文書の抜粋:

一般のクロス集計表において、行と列の間に関連はあるといえるか？ (独立性のカイ2乗検定)    
データ: 「どの地域出身ですか？」「野球が好きですか？」のアンケート結果  

H0: Area and "like baseball" DOES NOT correlated  

In [None]:
csv_in = 'stat_test_sample7.csv'
df7 = pd.read_csv(csv_in, delimiter=',', skiprows=0, header=0)
print(df7.shape)
display(df7.head())

In [None]:
cross_tab = pd.crosstab(df7['Area'], df7['Like_baseball'])
display(cross_tab)

In [None]:
chi2, p, dof, expected = ss.chi2_contingency(cross_tab)
print(chi2, p, dof, expected)

##### (Conclusion) p > 0.05, so there is no evidence that "Area" is significantly related to "Like baseball". 
(結論) p > 0.05なので、「出身地域」と「野球好き」は有意に関連しているとはいえない。  

#### 8. Are observed frequencies are regarded to be the same as expected frequencies? (chi-square goodness-of-fit test)

文書構造認識データ:

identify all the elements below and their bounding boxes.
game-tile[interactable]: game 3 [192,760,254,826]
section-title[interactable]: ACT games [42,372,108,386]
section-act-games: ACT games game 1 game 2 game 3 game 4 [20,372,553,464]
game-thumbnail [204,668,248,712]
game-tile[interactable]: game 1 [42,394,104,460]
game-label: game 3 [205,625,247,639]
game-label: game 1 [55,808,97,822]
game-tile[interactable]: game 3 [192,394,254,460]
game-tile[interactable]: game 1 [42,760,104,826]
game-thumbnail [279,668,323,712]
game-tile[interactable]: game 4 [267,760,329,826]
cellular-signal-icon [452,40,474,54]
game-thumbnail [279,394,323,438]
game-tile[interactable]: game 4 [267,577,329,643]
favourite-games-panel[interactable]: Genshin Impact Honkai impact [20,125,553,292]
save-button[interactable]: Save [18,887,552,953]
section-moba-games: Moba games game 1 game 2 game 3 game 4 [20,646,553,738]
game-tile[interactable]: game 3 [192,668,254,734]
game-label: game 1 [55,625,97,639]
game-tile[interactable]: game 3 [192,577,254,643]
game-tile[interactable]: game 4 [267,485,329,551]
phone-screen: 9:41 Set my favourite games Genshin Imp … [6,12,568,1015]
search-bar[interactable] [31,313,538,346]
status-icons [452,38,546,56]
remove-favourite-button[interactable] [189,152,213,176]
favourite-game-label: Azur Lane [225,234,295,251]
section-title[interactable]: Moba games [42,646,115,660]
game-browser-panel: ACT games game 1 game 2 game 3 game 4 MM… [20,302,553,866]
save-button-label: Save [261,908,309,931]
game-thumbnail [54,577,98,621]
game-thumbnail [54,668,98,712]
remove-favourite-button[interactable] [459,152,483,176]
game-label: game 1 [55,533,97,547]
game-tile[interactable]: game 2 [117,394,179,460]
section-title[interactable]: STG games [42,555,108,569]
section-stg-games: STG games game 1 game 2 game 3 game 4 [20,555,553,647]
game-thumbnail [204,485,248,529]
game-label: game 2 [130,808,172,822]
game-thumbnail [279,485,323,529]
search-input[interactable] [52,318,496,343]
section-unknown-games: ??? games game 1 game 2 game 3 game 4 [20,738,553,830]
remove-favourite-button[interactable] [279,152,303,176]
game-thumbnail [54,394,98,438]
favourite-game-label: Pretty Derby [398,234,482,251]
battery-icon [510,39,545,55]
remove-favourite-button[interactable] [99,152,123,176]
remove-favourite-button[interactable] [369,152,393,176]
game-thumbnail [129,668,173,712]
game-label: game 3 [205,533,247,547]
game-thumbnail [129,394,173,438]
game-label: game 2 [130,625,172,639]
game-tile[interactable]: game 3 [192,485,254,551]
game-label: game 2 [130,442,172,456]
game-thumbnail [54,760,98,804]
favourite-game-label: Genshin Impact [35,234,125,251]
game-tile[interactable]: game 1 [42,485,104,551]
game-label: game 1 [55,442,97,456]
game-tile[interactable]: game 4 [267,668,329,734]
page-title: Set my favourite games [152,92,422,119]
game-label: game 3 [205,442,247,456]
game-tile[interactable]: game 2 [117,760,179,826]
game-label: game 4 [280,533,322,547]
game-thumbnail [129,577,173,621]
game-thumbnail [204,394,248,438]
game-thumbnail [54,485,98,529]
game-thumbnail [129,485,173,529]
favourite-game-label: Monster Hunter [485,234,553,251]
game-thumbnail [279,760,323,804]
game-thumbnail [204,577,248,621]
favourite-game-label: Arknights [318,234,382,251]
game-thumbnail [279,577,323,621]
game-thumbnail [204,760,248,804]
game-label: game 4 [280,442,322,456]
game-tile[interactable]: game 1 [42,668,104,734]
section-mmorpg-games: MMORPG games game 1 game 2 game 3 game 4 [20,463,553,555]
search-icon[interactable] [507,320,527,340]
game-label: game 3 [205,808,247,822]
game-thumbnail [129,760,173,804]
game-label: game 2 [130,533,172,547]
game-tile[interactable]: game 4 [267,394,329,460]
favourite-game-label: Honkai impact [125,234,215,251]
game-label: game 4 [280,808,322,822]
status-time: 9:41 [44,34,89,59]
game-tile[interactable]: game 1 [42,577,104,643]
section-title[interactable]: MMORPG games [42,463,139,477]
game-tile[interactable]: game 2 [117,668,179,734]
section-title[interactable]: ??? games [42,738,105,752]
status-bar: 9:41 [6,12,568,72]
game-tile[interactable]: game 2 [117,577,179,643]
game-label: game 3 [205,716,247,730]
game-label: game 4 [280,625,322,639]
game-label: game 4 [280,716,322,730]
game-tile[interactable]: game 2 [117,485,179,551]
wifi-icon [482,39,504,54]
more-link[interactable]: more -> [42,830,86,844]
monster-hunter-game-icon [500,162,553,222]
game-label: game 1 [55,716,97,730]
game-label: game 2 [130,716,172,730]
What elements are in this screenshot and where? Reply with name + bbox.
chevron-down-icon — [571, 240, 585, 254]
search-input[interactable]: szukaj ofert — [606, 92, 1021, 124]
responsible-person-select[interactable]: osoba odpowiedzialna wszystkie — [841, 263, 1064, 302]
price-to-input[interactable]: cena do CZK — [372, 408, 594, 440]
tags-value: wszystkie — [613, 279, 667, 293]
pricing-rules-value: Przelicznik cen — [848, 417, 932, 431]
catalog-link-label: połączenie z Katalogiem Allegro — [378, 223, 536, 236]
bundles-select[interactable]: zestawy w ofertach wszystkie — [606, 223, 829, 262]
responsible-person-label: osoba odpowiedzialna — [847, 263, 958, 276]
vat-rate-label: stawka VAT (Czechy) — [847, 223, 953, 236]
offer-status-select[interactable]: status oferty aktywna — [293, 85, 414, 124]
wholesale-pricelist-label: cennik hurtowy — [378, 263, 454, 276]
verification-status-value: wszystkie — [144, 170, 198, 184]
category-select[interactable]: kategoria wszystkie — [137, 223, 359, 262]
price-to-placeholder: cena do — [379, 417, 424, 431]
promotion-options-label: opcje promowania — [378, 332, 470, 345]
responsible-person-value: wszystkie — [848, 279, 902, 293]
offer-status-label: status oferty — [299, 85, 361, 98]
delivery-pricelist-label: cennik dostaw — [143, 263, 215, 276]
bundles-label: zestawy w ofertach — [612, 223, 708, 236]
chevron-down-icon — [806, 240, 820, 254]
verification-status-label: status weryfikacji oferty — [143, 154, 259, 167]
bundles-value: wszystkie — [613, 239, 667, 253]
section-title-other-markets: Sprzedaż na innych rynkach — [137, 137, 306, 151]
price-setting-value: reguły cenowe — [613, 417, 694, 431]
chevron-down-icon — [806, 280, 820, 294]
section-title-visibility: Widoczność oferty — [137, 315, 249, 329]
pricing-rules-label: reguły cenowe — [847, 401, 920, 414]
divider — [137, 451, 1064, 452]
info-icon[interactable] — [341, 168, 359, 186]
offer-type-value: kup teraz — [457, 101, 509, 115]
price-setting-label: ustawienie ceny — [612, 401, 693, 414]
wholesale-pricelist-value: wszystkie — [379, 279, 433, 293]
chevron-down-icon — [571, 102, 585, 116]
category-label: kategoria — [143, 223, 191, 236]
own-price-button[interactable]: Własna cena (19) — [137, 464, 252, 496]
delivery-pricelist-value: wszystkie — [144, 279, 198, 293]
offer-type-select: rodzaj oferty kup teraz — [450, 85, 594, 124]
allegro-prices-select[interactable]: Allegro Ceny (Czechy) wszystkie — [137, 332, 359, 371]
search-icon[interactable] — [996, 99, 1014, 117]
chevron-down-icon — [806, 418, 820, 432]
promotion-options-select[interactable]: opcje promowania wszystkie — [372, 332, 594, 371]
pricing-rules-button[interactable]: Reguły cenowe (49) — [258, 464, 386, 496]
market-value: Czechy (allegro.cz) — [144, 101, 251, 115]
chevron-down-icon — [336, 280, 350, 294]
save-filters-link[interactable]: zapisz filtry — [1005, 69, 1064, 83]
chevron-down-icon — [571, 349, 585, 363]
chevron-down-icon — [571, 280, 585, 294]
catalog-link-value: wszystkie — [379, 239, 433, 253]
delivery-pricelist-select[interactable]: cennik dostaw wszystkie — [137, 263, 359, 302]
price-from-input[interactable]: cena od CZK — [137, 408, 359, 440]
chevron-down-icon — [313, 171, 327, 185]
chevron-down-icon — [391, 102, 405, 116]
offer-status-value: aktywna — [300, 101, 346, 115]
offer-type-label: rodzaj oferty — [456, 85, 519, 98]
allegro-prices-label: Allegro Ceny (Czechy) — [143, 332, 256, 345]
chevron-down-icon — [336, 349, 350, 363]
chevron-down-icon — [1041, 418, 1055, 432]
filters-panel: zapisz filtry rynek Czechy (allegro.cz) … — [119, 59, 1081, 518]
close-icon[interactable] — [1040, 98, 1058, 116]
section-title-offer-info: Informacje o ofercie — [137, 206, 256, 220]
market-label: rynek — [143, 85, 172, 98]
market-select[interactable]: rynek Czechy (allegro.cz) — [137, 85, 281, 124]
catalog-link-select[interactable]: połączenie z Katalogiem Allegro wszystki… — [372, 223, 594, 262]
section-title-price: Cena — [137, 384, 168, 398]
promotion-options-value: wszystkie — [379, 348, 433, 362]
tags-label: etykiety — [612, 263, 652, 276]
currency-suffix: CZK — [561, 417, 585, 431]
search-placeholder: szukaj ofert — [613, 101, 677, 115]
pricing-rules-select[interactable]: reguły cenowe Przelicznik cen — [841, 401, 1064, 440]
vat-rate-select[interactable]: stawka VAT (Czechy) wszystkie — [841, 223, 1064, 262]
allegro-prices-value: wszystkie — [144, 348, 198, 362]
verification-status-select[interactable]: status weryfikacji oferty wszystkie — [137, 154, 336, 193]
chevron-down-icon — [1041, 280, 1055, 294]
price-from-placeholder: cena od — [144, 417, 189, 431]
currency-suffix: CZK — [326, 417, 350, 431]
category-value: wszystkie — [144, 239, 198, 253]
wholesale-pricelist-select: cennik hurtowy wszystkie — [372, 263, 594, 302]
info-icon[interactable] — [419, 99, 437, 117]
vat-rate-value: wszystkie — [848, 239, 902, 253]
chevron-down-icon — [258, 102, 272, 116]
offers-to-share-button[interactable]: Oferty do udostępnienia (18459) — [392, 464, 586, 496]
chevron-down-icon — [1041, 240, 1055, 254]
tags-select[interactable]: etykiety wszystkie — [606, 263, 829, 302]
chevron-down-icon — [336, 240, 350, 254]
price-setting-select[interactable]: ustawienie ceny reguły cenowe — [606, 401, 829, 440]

指示 A:
独立性のカイ2乗検定に関する抜粋から、「H0: Area and」から「print(df7.shape)」までの部分をそのまま引用してください。
指示 B:
独立性のカイ2乗検定に関する抜粋で、ss.chi2_contingency(cross_tab) の戻り値を受け取っている変数名をすべて挙げてください。
指示 C:
次の各記述が独立性のカイ2乗検定に関する抜粋の内容と一致するかどうかを答え、判断の根拠となる箇所を原文のまま引用してください。
(i) 帰無仮説は、地域と野球好きの間に相関がないというものである。
(ii) 読み込まれるCSVファイルの名前は stat_test_sample7.csv である。
(iii) 結論では、出身地域と野球好きは有意に関連しているとされている。

最終回答 A:
H0: Area and "like baseball" DOES NOT correlated  

In [None]:
csv_in = 'stat_test_sample7.csv'
df7 = pd.read_csv(csv_in, delimiter=',', skiprows=0, header=0)
print(df7.shape)

最終回答 B:
chi2、p、dof、expected

最終回答 C:
(i) はい。『H0: Area and "like baseball" DOES NOT correlated』
(ii) はい。『csv_in = 'stat_test_sample7.csv'』
(iii) いいえ。『p > 0.05なので、「出身地域」と「野球好き」は有意に関連しているとはいえない。』